Goal: Echo the records below line for line, with no changes.

Stored records:
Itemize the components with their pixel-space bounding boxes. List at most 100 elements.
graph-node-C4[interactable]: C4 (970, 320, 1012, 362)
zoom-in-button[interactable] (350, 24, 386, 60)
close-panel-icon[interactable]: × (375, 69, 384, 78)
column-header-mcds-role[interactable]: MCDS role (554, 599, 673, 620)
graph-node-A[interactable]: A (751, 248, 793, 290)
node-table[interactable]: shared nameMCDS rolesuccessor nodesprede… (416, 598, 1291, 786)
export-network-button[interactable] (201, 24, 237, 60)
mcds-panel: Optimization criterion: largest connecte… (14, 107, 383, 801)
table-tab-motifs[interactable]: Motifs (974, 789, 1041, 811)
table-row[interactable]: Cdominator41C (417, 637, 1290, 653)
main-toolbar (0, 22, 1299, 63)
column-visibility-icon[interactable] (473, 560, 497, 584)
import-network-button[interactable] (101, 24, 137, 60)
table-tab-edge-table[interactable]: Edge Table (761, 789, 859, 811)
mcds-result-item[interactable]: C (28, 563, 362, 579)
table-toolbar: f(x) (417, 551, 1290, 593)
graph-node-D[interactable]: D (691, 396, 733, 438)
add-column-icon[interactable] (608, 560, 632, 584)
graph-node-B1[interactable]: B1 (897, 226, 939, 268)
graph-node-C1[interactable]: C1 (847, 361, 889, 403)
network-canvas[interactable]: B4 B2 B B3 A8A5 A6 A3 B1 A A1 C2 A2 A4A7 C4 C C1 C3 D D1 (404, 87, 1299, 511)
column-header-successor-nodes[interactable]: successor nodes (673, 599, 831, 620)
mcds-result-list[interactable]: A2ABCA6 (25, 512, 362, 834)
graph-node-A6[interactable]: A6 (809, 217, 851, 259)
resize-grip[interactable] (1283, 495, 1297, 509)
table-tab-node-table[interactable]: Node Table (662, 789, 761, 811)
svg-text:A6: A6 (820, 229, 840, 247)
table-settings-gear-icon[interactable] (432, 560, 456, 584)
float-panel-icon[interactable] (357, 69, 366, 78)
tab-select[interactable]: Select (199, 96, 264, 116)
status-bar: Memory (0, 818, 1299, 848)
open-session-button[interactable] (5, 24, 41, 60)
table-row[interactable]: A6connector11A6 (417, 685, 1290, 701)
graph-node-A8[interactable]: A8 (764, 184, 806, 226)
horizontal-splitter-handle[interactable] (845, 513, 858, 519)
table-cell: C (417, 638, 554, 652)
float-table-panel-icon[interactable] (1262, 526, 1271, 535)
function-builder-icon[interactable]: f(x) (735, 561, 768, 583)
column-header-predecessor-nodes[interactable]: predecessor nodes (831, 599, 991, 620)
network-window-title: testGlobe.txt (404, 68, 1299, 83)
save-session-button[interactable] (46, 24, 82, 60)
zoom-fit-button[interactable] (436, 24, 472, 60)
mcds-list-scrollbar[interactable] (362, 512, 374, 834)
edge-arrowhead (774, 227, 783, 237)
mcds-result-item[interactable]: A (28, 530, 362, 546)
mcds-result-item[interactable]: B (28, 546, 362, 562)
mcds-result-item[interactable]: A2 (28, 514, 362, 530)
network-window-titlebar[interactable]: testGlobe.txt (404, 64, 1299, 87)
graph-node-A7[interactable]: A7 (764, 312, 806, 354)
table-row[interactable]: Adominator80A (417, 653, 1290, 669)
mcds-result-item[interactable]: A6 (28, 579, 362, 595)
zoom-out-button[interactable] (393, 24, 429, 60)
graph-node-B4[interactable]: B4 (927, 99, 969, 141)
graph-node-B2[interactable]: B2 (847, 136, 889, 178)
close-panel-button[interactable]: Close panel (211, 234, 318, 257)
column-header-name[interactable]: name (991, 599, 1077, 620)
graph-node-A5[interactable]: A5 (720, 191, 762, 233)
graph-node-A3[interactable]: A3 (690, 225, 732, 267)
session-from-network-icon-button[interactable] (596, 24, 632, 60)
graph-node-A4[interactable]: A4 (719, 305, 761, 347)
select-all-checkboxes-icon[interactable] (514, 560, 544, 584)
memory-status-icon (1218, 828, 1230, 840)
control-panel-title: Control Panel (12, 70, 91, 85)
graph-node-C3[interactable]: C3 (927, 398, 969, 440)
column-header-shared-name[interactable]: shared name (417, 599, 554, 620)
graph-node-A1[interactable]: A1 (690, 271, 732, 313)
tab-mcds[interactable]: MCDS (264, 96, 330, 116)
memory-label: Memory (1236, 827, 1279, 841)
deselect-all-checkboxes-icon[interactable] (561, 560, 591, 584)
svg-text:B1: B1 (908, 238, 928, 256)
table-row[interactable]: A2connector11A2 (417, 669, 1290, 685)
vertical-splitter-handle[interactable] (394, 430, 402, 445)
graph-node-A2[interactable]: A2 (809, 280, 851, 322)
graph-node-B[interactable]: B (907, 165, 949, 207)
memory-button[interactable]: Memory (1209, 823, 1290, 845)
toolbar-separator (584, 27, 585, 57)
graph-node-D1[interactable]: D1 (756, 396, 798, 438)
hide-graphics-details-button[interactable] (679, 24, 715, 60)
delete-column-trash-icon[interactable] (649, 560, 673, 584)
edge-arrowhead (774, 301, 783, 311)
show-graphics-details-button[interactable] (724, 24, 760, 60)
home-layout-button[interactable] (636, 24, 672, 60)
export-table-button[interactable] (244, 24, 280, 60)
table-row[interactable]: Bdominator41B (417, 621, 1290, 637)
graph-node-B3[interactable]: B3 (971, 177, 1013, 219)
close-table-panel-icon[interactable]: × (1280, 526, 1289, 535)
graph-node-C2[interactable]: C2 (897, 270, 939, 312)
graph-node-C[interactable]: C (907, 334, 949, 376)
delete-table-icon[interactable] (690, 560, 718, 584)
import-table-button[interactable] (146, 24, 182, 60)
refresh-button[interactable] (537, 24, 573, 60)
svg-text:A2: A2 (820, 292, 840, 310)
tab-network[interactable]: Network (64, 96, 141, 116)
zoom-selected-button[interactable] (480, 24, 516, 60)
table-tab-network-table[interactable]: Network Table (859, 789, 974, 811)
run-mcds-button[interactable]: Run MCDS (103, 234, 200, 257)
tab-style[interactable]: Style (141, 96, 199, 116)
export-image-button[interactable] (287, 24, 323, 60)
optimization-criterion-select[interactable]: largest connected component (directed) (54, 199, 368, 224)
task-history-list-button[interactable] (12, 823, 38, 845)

Complete answer:
Itemize the components with their pixel-space bounding boxes. List at most 100 elements.
graph-node-C4[interactable]: C4 (970, 320, 1012, 362)
zoom-in-button[interactable] (350, 24, 386, 60)
close-panel-icon[interactable]: × (375, 69, 384, 78)
column-header-mcds-role[interactable]: MCDS role (554, 599, 673, 620)
graph-node-A[interactable]: A (751, 248, 793, 290)
node-table[interactable]: shared nameMCDS rolesuccessor nodesprede… (416, 598, 1291, 786)
export-network-button[interactable] (201, 24, 237, 60)
mcds-panel: Optimization criterion: largest connecte… (14, 107, 383, 801)
table-tab-motifs[interactable]: Motifs (974, 789, 1041, 811)
table-row[interactable]: Cdominator41C (417, 637, 1290, 653)
main-toolbar (0, 22, 1299, 63)
column-visibility-icon[interactable] (473, 560, 497, 584)
import-network-button[interactable] (101, 24, 137, 60)
table-tab-edge-table[interactable]: Edge Table (761, 789, 859, 811)
mcds-result-item[interactable]: C (28, 563, 362, 579)
table-toolbar: f(x) (417, 551, 1290, 593)
graph-node-D[interactable]: D (691, 396, 733, 438)
add-column-icon[interactable] (608, 560, 632, 584)
graph-node-B1[interactable]: B1 (897, 226, 939, 268)
graph-node-C1[interactable]: C1 (847, 361, 889, 403)
network-canvas[interactable]: B4 B2 B B3 A8A5 A6 A3 B1 A A1 C2 A2 A4A7 C4 C C1 C3 D D1 (404, 87, 1299, 511)
column-header-successor-nodes[interactable]: successor nodes (673, 599, 831, 620)
mcds-result-list[interactable]: A2ABCA6 (25, 512, 362, 834)
graph-node-A6[interactable]: A6 (809, 217, 851, 259)
resize-grip[interactable] (1283, 495, 1297, 509)
table-tab-node-table[interactable]: Node Table (662, 789, 761, 811)
svg-text:A6: A6 (820, 229, 840, 247)
table-settings-gear-icon[interactable] (432, 560, 456, 584)
float-panel-icon[interactable] (357, 69, 366, 78)
tab-select[interactable]: Select (199, 96, 264, 116)
status-bar: Memory (0, 818, 1299, 848)
open-session-button[interactable] (5, 24, 41, 60)
table-row[interactable]: A6connector11A6 (417, 685, 1290, 701)
graph-node-A8[interactable]: A8 (764, 184, 806, 226)
horizontal-splitter-handle[interactable] (845, 513, 858, 519)
table-cell: C (417, 638, 554, 652)
float-table-panel-icon[interactable] (1262, 526, 1271, 535)
function-builder-icon[interactable]: f(x) (735, 561, 768, 583)
column-header-predecessor-nodes[interactable]: predecessor nodes (831, 599, 991, 620)
network-window-title: testGlobe.txt (404, 68, 1299, 83)
save-session-button[interactable] (46, 24, 82, 60)
zoom-fit-button[interactable] (436, 24, 472, 60)
mcds-list-scrollbar[interactable] (362, 512, 374, 834)
edge-arrowhead (774, 227, 783, 237)
mcds-result-item[interactable]: A (28, 530, 362, 546)
mcds-result-item[interactable]: B (28, 546, 362, 562)
mcds-result-item[interactable]: A2 (28, 514, 362, 530)
network-window-titlebar[interactable]: testGlobe.txt (404, 64, 1299, 87)
graph-node-A7[interactable]: A7 (764, 312, 806, 354)
table-row[interactable]: Adominator80A (417, 653, 1290, 669)
mcds-result-item[interactable]: A6 (28, 579, 362, 595)
zoom-out-button[interactable] (393, 24, 429, 60)
graph-node-B4[interactable]: B4 (927, 99, 969, 141)
graph-node-B2[interactable]: B2 (847, 136, 889, 178)
close-panel-button[interactable]: Close panel (211, 234, 318, 257)
column-header-name[interactable]: name (991, 599, 1077, 620)
graph-node-A5[interactable]: A5 (720, 191, 762, 233)
graph-node-A3[interactable]: A3 (690, 225, 732, 267)
session-from-network-icon-button[interactable] (596, 24, 632, 60)
graph-node-A4[interactable]: A4 (719, 305, 761, 347)
select-all-checkboxes-icon[interactable] (514, 560, 544, 584)
memory-status-icon (1218, 828, 1230, 840)
control-panel-title: Control Panel (12, 70, 91, 85)
graph-node-C3[interactable]: C3 (927, 398, 969, 440)
column-header-shared-name[interactable]: shared name (417, 599, 554, 620)
graph-node-A1[interactable]: A1 (690, 271, 732, 313)
tab-mcds[interactable]: MCDS (264, 96, 330, 116)
memory-label: Memory (1236, 827, 1279, 841)
deselect-all-checkboxes-icon[interactable] (561, 560, 591, 584)
svg-text:B1: B1 (908, 238, 928, 256)
table-row[interactable]: A2connector11A2 (417, 669, 1290, 685)
vertical-splitter-handle[interactable] (394, 430, 402, 445)
graph-node-A2[interactable]: A2 (809, 280, 851, 322)
graph-node-B[interactable]: B (907, 165, 949, 207)
memory-button[interactable]: Memory (1209, 823, 1290, 845)
toolbar-separator (584, 27, 585, 57)
graph-node-D1[interactable]: D1 (756, 396, 798, 438)
hide-graphics-details-button[interactable] (679, 24, 715, 60)
delete-column-trash-icon[interactable] (649, 560, 673, 584)
edge-arrowhead (774, 301, 783, 311)
show-graphics-details-button[interactable] (724, 24, 760, 60)
home-layout-button[interactable] (636, 24, 672, 60)
export-table-button[interactable] (244, 24, 280, 60)
table-row[interactable]: Bdominator41B (417, 621, 1290, 637)
graph-node-B3[interactable]: B3 (971, 177, 1013, 219)
close-table-panel-icon[interactable]: × (1280, 526, 1289, 535)
graph-node-C2[interactable]: C2 (897, 270, 939, 312)
graph-node-C[interactable]: C (907, 334, 949, 376)
delete-table-icon[interactable] (690, 560, 718, 584)
import-table-button[interactable] (146, 24, 182, 60)
refresh-button[interactable] (537, 24, 573, 60)
svg-text:A2: A2 (820, 292, 840, 310)
tab-network[interactable]: Network (64, 96, 141, 116)
zoom-selected-button[interactable] (480, 24, 516, 60)
table-tab-network-table[interactable]: Network Table (859, 789, 974, 811)
run-mcds-button[interactable]: Run MCDS (103, 234, 200, 257)
tab-style[interactable]: Style (141, 96, 199, 116)
export-image-button[interactable] (287, 24, 323, 60)
optimization-criterion-select[interactable]: largest connected component (directed) (54, 199, 368, 224)
task-history-list-button[interactable] (12, 823, 38, 845)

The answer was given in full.